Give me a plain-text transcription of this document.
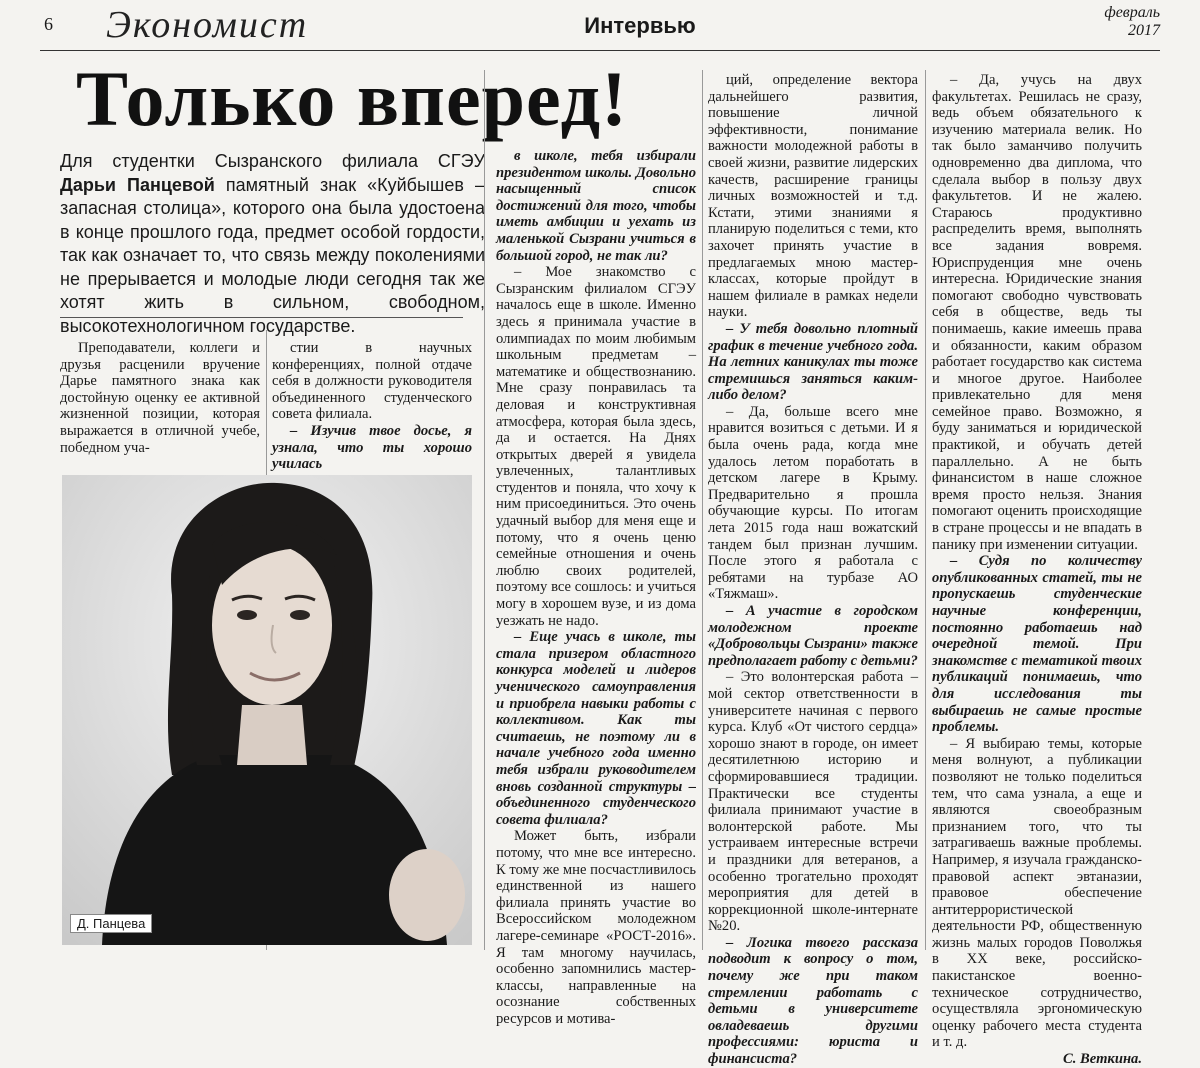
6 Экономист	Интервью
февраль
2017
Только вперед!
Для студентки Сызранского филиала СГЭУ Дарьи Панцевой памятный знак «Куйбышев – запасная столица», которого она была удостоена в конце прошлого года, предмет особой гордости, так как означает то, что связь между поколениями не прерывается и молодые люди сегодня так же хотят жить в сильном, свободном, высокотехнологичном государстве.

Преподаватели, коллеги и друзья расценили вручение Дарье памятного знака как достойную оценку ее активной жизненной позиции, которая выражается в отличной учебе, победном уча-

стии в научных конференциях, полной отдаче себя в должности руководителя объединенного студенческого совета филиала.

– Изучив твое досье, я узнала, что ты хорошо училась

в школе, тебя избирали президентом школы. Довольно насыщенный список достижений для того, чтобы иметь амбиции и уехать из маленькой Сызрани учиться в большой город, не так ли?

– Мое знакомство с Сызранским филиалом СГЭУ началось еще в школе. Именно здесь я принимала участие в олимпиадах по моим любимым школьным предметам – математике и обществознанию. Мне сразу понравилась та деловая и конструктивная атмосфера, которая была здесь, да и остается. На Днях открытых дверей я увидела увлеченных, талантливых студентов и поняла, что хочу к ним присоединиться. Это очень удачный выбор для меня еще и потому, что я очень ценю семейные отношения и очень люблю своих родителей, поэтому все сошлось: и учиться могу в хорошем вузе, и из дома уезжать не надо.

– Еще учась в школе, ты стала призером областного конкурса моделей и лидеров ученического самоуправления и приобрела навыки работы с коллективом. Как ты считаешь, не поэтому ли в начале учебного года именно тебя избрали руководителем вновь созданной структуры – объединенного студенческого совета филиала?

Может быть, избрали потому, что мне все интересно. К тому же мне посчастливилось единственной из нашего филиала принять участие во Всероссийском молодежном лагере-семинаре «РОСТ-2016». Я там многому научилась, особенно запомнились мастер-классы, направленные на осознание собственных ресурсов и мотива-

ций, определение вектора дальнейшего развития, повышение личной эффективности, понимание важности молодежной работы в своей жизни, развитие лидерских качеств, расширение границы личных возможностей и т.д. Кстати, этими знаниями я планирую поделиться с теми, кто захочет принять участие в предлагаемых мною мастер-классах, которые пройдут в нашем филиале в рамках недели науки.

– У тебя довольно плотный график в течение учебного года. На летних каникулах ты тоже стремишься заняться каким-либо делом?

– Да, больше всего мне нравится возиться с детьми. И я была очень рада, когда мне удалось летом поработать в детском лагере в Крыму. Предварительно я прошла обучающие курсы. По итогам лета 2015 года наш вожатский тандем был признан лучшим. После этого я работала с ребятами на турбазе АО «Тяжмаш».

– А участие в городском молодежном проекте «Добровольцы Сызрани» также предполагает работу с детьми?

– Это волонтерская работа – мой сектор ответственности в университете начиная с первого курса. Клуб «От чистого сердца» хорошо знают в городе, он имеет десятилетнюю историю и сформировавшиеся традиции. Практически все студенты филиала принимают участие в волонтерской работе. Мы устраиваем интересные встречи и праздники для ветеранов, а особенно трогательно проходят мероприятия для детей в коррекционной школе-интернате №20.

– Логика твоего рассказа подводит к вопросу о том, почему же при таком стремлении работать с детьми в университете овладеваешь другими профессиями: юриста и финансиста?

– Да, учусь на двух факультетах. Решилась не сразу, ведь объем обязательного к изучению материала велик. Но так было заманчиво получить одновременно два диплома, что сделала выбор в пользу двух факультетов. И не жалею. Стараюсь продуктивно распределить время, выполнять все задания вовремя. Юриспруденция мне очень интересна. Юридические знания помогают свободно чувствовать себя в обществе, ведь ты понимаешь, какие имеешь права и обязанности, каким образом работает государство как система и многое другое. Наиболее привлекательно для меня семейное право. Возможно, я буду заниматься и юридической практикой, и обучать детей параллельно. А не быть финансистом в наше сложное время просто нельзя. Знания помогают оценить происходящие в стране процессы и не впадать в панику при изменении ситуации.

– Судя по количеству опубликованных статей, ты не пропускаешь студенческие научные конференции, постоянно работаешь над очередной темой. При знакомстве с тематикой твоих публикаций понимаешь, что для исследования ты выбираешь не самые простые проблемы.

– Я выбираю темы, которые меня волнуют, а публикации позволяют не только поделиться тем, что сама узнала, а еще и являются своеобразным признанием того, что ты затрагиваешь важные проблемы. Например, я изучала гражданско-правовой аспект эвтаназии, правовое обеспечение антитеррористической деятельности РФ, общественную жизнь малых городов Поволжья в XX веке, российско-пакистанское военно-техническое сотрудничество, осуществляла эргономическую оценку рабочего места студента и т. д.

С. Веткина.

Д. Панцева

■ Task goal: Quote every record above exactly, omitting any pictures they contain.

■ Answer:
Give me a plain-text transcription of this document.
6 Экономист	Интервью
февраль
2017
Только вперед!
Для студентки Сызранского филиала СГЭУ Дарьи Панцевой памятный знак «Куйбышев – запасная столица», которого она была удостоена в конце прошлого года, предмет особой гордости, так как означает то, что связь между поколениями не прерывается и молодые люди сегодня так же хотят жить в сильном, свободном, высокотехнологичном государстве.

Преподаватели, коллеги и друзья расценили вручение Дарье памятного знака как достойную оценку ее активной жизненной позиции, которая выражается в отличной учебе, победном уча-

стии в научных конференциях, полной отдаче себя в должности руководителя объединенного студенческого совета филиала.

– Изучив твое досье, я узнала, что ты хорошо училась

в школе, тебя избирали президентом школы. Довольно насыщенный список достижений для того, чтобы иметь амбиции и уехать из маленькой Сызрани учиться в большой город, не так ли?

– Мое знакомство с Сызранским филиалом СГЭУ началось еще в школе. Именно здесь я принимала участие в олимпиадах по моим любимым школьным предметам – математике и обществознанию. Мне сразу понравилась та деловая и конструктивная атмосфера, которая была здесь, да и остается. На Днях открытых дверей я увидела увлеченных, талантливых студентов и поняла, что хочу к ним присоединиться. Это очень удачный выбор для меня еще и потому, что я очень ценю семейные отношения и очень люблю своих родителей, поэтому все сошлось: и учиться могу в хорошем вузе, и из дома уезжать не надо.

– Еще учась в школе, ты стала призером областного конкурса моделей и лидеров ученического самоуправления и приобрела навыки работы с коллективом. Как ты считаешь, не поэтому ли в начале учебного года именно тебя избрали руководителем вновь созданной структуры – объединенного студенческого совета филиала?

Может быть, избрали потому, что мне все интересно. К тому же мне посчастливилось единственной из нашего филиала принять участие во Всероссийском молодежном лагере-семинаре «РОСТ-2016». Я там многому научилась, особенно запомнились мастер-классы, направленные на осознание собственных ресурсов и мотива-

ций, определение вектора дальнейшего развития, повышение личной эффективности, понимание важности молодежной работы в своей жизни, развитие лидерских качеств, расширение границы личных возможностей и т.д. Кстати, этими знаниями я планирую поделиться с теми, кто захочет принять участие в предлагаемых мною мастер-классах, которые пройдут в нашем филиале в рамках недели науки.

– У тебя довольно плотный график в течение учебного года. На летних каникулах ты тоже стремишься заняться каким-либо делом?

– Да, больше всего мне нравится возиться с детьми. И я была очень рада, когда мне удалось летом поработать в детском лагере в Крыму. Предварительно я прошла обучающие курсы. По итогам лета 2015 года наш вожатский тандем был признан лучшим. После этого я работала с ребятами на турбазе АО «Тяжмаш».

– А участие в городском молодежном проекте «Добровольцы Сызрани» также предполагает работу с детьми?

– Это волонтерская работа – мой сектор ответственности в университете начиная с первого курса. Клуб «От чистого сердца» хорошо знают в городе, он имеет десятилетнюю историю и сформировавшиеся традиции. Практически все студенты филиала принимают участие в волонтерской работе. Мы устраиваем интересные встречи и праздники для ветеранов, а особенно трогательно проходят мероприятия для детей в коррекционной школе-интернате №20.

– Логика твоего рассказа подводит к вопросу о том, почему же при таком стремлении работать с детьми в университете овладеваешь другими профессиями: юриста и финансиста?

– Да, учусь на двух факультетах. Решилась не сразу, ведь объем обязательного к изучению материала велик. Но так было заманчиво получить одновременно два диплома, что сделала выбор в пользу двух факультетов. И не жалею. Стараюсь продуктивно распределить время, выполнять все задания вовремя. Юриспруденция мне очень интересна. Юридические знания помогают свободно чувствовать себя в обществе, ведь ты понимаешь, какие имеешь права и обязанности, каким образом работает государство как система и многое другое. Наиболее привлекательно для меня семейное право. Возможно, я буду заниматься и юридической практикой, и обучать детей параллельно. А не быть финансистом в наше сложное время просто нельзя. Знания помогают оценить происходящие в стране процессы и не впадать в панику при изменении ситуации.

– Судя по количеству опубликованных статей, ты не пропускаешь студенческие научные конференции, постоянно работаешь над очередной темой. При знакомстве с тематикой твоих публикаций понимаешь, что для исследования ты выбираешь не самые простые проблемы.

– Я выбираю темы, которые меня волнуют, а публикации позволяют не только поделиться тем, что сама узнала, а еще и являются своеобразным признанием того, что ты затрагиваешь важные проблемы. Например, я изучала гражданско-правовой аспект эвтаназии, правовое обеспечение антитеррористической деятельности РФ, общественную жизнь малых городов Поволжья в XX веке, российско-пакистанское военно-техническое сотрудничество, осуществляла эргономическую оценку рабочего места студента и т. д.

С. Веткина.

Д. Панцева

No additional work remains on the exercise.